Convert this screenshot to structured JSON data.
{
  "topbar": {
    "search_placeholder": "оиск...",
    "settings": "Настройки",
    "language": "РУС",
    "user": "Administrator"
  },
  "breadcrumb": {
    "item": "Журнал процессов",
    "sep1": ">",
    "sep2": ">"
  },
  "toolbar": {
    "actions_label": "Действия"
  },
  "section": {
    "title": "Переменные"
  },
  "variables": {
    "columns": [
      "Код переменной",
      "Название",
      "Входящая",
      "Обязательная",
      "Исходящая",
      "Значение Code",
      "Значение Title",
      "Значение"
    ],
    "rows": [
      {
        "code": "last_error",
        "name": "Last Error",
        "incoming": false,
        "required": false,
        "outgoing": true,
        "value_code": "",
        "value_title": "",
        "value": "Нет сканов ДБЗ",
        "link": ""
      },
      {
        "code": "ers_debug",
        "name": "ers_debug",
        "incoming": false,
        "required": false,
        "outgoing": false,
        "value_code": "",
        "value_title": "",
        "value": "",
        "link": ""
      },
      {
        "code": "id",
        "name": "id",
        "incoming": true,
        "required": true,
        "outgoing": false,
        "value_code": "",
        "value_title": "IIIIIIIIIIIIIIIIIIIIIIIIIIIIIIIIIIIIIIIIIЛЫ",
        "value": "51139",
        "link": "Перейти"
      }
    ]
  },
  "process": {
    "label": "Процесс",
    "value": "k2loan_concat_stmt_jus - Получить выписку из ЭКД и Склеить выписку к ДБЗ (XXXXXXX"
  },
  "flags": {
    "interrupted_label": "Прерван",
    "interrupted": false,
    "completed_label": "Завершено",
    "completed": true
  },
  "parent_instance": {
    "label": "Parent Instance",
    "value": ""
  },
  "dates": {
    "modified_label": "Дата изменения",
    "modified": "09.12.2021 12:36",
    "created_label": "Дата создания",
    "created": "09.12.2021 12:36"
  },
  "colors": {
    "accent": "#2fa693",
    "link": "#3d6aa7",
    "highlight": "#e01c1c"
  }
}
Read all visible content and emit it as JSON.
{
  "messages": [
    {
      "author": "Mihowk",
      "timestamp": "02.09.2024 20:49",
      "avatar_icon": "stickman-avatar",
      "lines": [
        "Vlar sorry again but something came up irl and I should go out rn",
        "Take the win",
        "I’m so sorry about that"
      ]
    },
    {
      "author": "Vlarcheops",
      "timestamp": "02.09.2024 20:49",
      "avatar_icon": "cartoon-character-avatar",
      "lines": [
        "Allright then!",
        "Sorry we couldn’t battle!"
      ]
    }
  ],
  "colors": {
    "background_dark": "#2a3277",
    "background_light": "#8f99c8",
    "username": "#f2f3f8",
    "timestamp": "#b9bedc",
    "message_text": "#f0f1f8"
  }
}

* _Exercise objective_
Above are the records. Identify each line that contains the word "JSON".

* _Written answer_
Convert this screenshot to structured JSON data.
Read all visible content and emit it as JSON.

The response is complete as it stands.